In the entries below, count the lines holding "understanding". Reply with the number only.

>>>>

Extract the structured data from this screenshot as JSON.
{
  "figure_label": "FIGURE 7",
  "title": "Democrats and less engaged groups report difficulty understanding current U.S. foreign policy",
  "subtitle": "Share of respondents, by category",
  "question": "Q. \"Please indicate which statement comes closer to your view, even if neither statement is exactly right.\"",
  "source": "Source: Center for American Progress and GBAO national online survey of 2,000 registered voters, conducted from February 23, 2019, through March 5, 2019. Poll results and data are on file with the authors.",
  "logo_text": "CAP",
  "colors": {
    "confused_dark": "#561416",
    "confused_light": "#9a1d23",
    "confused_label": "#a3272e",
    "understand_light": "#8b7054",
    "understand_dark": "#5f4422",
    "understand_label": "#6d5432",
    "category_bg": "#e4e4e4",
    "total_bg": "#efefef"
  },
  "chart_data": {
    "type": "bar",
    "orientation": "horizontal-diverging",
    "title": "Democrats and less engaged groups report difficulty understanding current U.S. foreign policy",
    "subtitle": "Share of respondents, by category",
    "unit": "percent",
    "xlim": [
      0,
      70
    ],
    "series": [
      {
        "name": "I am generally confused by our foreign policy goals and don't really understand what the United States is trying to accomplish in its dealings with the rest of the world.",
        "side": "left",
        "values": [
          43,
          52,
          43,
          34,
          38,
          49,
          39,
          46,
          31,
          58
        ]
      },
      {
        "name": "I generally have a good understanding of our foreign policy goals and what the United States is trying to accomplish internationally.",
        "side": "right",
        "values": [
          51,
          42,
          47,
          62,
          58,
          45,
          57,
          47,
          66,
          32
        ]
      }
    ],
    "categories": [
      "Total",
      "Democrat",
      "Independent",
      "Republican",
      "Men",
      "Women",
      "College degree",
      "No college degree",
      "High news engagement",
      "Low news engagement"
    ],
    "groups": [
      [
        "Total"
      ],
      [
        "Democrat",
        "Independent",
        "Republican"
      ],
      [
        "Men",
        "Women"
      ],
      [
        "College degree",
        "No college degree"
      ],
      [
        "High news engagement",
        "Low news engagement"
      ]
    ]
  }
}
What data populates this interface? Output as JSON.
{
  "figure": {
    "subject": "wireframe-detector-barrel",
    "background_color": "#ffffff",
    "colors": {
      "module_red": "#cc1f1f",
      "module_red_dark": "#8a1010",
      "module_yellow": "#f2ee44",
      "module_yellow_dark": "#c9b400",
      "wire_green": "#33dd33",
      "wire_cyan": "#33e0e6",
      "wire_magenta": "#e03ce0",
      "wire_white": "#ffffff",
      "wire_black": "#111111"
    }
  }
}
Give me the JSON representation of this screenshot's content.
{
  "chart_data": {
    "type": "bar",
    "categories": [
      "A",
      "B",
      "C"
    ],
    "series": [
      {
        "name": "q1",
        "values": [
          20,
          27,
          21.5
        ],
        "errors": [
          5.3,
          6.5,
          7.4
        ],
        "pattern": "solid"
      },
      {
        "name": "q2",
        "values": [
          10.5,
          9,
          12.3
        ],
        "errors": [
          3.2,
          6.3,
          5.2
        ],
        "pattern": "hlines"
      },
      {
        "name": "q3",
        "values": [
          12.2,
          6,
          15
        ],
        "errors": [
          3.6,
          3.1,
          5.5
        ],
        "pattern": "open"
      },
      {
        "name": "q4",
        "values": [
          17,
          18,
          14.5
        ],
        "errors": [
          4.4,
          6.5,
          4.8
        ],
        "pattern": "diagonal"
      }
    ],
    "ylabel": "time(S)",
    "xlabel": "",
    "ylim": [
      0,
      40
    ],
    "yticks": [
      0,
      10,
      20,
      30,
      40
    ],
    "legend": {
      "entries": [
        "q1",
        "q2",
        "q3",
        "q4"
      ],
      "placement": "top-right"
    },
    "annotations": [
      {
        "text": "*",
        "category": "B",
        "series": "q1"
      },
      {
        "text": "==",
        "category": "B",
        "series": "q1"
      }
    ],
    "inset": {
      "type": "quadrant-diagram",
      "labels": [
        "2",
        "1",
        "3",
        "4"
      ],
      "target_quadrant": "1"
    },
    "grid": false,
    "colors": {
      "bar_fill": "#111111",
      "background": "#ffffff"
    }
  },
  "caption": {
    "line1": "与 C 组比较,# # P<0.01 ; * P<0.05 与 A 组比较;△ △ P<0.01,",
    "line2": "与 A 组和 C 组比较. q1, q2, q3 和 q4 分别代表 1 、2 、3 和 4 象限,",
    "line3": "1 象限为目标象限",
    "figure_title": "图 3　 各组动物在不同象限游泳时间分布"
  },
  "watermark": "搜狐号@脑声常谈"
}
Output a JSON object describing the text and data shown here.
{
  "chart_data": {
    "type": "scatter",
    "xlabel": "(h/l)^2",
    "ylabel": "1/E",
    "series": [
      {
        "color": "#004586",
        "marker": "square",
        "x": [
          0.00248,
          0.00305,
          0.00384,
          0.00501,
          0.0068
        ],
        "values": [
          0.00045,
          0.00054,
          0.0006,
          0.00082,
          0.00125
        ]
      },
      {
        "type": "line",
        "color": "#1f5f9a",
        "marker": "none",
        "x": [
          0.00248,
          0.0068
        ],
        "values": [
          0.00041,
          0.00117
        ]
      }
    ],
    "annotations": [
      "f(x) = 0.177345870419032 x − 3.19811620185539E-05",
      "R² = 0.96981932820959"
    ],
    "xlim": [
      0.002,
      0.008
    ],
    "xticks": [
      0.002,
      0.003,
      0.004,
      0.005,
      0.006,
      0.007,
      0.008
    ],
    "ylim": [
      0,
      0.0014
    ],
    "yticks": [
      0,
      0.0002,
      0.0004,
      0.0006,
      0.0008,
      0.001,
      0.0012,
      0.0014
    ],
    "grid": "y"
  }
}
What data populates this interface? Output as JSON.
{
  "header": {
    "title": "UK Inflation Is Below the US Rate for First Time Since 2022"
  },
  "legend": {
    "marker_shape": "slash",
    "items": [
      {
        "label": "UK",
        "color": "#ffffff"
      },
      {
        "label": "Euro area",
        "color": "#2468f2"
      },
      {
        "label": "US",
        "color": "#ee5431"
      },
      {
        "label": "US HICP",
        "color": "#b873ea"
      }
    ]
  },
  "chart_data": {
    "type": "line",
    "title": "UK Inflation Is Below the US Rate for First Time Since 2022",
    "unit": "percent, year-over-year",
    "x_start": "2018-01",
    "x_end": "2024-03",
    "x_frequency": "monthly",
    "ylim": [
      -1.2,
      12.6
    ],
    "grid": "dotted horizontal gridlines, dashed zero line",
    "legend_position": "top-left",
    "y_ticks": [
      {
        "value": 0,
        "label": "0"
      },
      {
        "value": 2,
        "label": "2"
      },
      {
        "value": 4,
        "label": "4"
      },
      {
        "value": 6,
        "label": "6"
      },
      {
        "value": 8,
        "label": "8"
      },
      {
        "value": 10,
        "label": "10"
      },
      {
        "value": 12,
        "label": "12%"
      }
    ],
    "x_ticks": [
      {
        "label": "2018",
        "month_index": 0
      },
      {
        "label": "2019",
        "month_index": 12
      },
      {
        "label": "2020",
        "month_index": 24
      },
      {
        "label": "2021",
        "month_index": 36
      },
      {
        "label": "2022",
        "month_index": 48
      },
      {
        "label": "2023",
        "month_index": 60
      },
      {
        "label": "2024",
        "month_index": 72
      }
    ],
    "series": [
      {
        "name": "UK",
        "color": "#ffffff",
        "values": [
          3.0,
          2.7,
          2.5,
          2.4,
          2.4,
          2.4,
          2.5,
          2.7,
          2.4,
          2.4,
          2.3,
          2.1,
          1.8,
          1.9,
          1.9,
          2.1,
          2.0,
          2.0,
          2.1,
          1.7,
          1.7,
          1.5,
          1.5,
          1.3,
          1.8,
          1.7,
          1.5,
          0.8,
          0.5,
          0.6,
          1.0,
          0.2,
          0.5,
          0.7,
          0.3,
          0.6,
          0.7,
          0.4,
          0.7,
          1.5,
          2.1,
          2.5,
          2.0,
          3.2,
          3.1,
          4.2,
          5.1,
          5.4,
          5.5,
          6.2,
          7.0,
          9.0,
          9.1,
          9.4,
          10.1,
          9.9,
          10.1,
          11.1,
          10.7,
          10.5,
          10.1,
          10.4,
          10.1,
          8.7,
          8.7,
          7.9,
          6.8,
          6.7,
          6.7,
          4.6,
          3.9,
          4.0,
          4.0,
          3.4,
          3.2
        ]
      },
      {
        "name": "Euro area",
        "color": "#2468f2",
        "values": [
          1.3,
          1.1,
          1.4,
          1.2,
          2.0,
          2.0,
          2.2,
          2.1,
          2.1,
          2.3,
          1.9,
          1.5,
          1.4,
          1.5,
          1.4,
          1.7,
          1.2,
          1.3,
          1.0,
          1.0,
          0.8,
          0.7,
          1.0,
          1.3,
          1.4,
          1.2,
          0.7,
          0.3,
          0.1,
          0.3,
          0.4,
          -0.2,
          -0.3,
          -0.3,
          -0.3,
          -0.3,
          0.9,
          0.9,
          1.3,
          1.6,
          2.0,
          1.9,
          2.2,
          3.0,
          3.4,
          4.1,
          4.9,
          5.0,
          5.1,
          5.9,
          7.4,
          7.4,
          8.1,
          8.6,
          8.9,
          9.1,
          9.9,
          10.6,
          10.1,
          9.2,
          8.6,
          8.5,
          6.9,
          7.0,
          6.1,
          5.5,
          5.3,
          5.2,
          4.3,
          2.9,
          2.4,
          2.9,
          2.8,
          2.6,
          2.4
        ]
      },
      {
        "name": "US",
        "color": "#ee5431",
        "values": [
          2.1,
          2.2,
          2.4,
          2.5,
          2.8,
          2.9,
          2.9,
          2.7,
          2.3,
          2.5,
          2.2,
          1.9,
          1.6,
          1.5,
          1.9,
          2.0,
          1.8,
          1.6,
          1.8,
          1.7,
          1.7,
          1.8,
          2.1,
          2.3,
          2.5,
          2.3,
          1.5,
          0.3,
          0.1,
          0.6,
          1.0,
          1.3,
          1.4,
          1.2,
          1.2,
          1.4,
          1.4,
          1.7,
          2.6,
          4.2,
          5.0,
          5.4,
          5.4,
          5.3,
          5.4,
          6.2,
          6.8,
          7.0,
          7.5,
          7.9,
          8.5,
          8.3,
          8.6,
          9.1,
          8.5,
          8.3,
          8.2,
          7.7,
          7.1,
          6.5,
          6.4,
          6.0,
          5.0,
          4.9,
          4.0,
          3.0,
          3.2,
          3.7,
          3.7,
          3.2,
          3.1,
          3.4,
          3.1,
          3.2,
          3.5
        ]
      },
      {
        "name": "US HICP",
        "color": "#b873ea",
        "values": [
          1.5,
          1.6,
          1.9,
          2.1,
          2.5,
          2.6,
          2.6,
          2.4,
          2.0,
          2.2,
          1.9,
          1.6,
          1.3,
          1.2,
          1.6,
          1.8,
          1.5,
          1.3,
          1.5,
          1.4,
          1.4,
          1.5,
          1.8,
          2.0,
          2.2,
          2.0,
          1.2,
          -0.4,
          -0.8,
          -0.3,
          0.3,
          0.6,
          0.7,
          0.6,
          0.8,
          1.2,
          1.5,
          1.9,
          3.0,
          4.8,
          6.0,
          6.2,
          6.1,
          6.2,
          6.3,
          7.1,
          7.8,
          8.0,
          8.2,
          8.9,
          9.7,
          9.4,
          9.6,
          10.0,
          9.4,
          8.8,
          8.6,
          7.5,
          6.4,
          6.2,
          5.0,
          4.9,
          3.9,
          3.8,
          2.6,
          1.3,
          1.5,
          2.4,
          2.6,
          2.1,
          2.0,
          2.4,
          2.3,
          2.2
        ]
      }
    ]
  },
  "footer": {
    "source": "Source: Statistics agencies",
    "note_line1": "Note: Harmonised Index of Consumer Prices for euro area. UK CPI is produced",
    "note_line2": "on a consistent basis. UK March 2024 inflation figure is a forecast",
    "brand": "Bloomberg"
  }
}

<<<<

Output of the exercise: 3